◆ WHAT YOU NEED TO DO: Look through the lines below and extract any with the word "Demand".

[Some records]
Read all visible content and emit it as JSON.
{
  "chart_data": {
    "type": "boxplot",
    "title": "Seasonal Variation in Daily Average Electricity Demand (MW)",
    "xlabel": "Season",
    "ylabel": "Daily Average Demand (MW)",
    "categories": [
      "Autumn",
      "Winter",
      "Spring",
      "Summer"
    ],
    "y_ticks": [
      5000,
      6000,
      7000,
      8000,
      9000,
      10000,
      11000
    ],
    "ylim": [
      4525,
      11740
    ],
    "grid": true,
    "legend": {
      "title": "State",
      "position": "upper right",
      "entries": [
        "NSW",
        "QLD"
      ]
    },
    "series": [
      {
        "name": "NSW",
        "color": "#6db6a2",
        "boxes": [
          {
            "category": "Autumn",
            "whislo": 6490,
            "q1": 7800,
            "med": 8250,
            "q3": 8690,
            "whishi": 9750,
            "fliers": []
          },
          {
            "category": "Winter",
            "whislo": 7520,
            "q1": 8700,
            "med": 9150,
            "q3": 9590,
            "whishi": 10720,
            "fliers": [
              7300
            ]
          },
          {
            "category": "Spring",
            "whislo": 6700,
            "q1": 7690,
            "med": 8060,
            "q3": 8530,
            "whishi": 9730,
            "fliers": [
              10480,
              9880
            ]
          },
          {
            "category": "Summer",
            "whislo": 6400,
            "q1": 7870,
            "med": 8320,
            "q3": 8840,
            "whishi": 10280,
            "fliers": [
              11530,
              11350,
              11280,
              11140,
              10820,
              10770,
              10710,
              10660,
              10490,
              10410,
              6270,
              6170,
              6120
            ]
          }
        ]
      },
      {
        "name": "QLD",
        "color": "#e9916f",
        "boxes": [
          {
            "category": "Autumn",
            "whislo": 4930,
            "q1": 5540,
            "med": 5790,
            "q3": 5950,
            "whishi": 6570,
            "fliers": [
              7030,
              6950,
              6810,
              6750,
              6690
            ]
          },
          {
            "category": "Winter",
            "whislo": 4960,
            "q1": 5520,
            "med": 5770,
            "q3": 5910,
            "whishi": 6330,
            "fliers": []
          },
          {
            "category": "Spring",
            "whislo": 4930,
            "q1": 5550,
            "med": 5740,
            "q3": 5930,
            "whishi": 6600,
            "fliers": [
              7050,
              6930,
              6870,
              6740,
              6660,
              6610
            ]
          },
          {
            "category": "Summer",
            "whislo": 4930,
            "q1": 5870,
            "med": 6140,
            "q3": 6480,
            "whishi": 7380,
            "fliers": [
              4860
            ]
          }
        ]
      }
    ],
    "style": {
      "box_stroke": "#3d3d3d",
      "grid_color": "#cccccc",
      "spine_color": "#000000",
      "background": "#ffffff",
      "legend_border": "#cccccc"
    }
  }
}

* * *

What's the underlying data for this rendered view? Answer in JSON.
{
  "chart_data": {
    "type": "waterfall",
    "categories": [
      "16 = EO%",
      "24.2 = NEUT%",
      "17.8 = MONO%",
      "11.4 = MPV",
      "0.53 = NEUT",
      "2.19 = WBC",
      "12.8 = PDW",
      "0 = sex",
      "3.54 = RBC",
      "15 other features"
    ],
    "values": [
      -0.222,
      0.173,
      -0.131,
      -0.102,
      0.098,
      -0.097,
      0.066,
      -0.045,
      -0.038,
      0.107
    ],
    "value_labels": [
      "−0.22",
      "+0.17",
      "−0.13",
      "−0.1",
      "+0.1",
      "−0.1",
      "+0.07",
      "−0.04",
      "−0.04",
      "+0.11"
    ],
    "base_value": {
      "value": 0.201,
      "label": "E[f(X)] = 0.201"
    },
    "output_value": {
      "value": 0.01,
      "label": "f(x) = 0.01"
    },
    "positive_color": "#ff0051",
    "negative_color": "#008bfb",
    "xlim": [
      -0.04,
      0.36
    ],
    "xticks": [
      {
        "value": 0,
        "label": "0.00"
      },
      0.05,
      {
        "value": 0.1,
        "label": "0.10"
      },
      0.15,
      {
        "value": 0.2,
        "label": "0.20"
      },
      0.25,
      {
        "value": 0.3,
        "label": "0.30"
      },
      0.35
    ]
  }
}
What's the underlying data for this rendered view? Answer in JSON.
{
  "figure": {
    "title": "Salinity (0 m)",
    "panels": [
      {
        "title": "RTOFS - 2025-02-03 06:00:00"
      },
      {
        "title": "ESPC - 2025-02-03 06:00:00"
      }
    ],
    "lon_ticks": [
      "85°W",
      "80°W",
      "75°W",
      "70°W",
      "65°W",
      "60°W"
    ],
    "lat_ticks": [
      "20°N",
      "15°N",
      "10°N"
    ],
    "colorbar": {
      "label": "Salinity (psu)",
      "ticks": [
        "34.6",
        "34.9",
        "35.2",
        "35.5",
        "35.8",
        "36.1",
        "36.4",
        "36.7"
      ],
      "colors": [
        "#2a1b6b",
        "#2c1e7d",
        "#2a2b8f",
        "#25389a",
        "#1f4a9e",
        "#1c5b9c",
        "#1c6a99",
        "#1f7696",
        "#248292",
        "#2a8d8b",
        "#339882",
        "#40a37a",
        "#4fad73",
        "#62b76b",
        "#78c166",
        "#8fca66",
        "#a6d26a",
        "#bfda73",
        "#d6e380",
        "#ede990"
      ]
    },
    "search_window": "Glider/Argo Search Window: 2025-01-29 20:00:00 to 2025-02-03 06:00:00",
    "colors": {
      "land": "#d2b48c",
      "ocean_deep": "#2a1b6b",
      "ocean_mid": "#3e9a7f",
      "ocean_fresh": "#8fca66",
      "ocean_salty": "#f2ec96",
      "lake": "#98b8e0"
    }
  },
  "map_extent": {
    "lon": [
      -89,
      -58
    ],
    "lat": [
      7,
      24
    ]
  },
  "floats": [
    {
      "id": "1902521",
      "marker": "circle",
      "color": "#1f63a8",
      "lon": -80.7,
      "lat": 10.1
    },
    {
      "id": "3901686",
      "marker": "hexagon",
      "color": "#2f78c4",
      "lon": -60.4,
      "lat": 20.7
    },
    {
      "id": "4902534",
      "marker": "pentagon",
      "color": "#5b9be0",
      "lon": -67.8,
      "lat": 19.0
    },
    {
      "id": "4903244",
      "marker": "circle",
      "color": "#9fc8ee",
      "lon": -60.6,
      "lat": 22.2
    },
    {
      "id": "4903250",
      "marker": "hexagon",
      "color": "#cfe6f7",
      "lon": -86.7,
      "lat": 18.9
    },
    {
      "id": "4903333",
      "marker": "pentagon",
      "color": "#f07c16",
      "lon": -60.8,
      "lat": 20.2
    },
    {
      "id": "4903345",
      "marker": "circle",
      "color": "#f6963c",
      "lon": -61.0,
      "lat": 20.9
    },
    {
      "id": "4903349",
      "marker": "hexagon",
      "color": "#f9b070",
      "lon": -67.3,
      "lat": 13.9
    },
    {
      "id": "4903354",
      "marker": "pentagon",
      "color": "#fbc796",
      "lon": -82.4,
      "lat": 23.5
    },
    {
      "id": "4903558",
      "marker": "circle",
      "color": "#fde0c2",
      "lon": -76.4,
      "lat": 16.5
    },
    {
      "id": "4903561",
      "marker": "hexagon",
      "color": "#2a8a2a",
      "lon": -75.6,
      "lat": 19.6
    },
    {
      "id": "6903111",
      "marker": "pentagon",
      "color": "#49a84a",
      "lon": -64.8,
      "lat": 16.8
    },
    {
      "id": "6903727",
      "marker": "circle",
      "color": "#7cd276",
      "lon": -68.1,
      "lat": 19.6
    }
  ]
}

◆ WRITTEN SOLUTION:
    "title": "Seasonal Variation in Daily Average Electricity Demand (MW)",
    "ylabel": "Daily Average Demand (MW)",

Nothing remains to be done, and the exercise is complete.